**Directive:** Extract the text of every entry below exactly; leave images out.

BEGIN Records

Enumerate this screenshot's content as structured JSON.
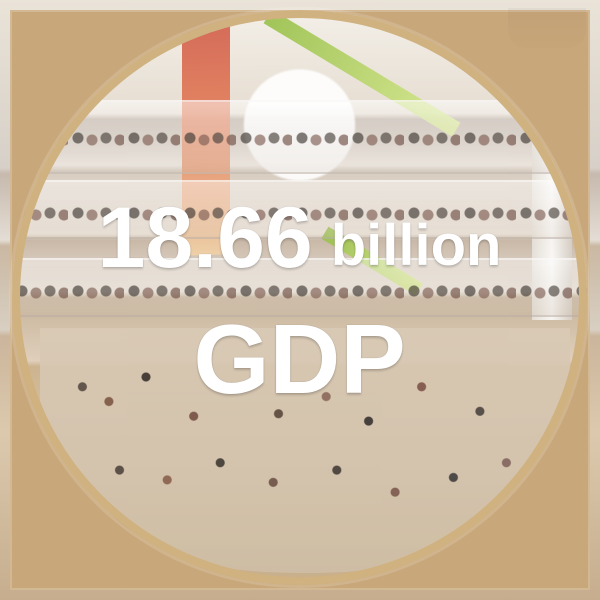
{
  "image": {
    "headline": {
      "value": "18.66",
      "unit": "billion",
      "label": "GDP"
    },
    "colors": {
      "frame": "#c8a77a",
      "text": "#ffffff",
      "accent_green": "#98c04a",
      "accent_red": "#d05b49"
    }
  }
}
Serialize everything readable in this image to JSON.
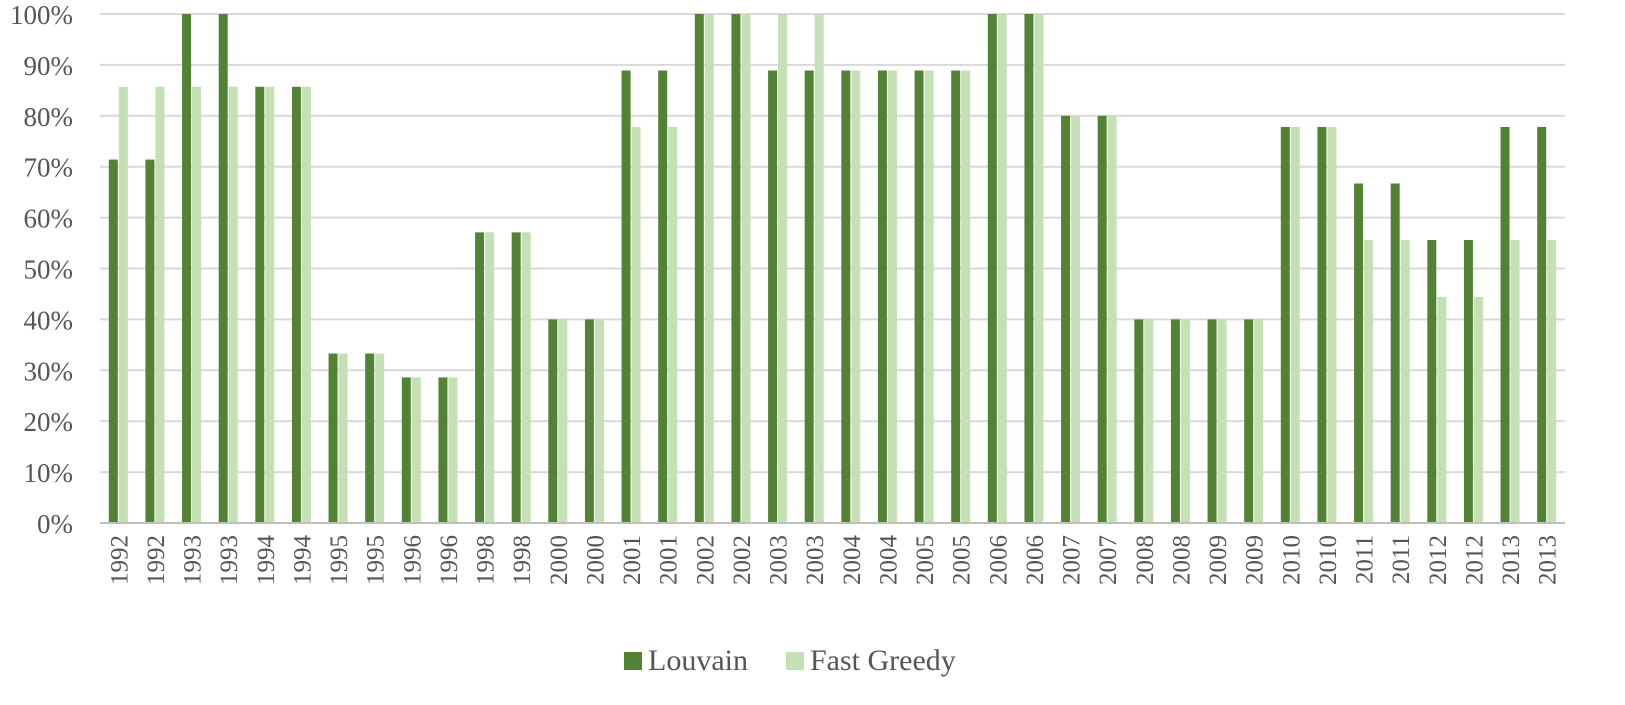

END Records

**Reply to the exercise:**
Enumerate this screenshot's content as structured JSON.
{
  "image": {
    "headline": {
      "value": "18.66",
      "unit": "billion",
      "label": "GDP"
    },
    "colors": {
      "frame": "#c8a77a",
      "text": "#ffffff",
      "accent_green": "#98c04a",
      "accent_red": "#d05b49"
    }
  }
}
Serialize everything readable in this image to JSON.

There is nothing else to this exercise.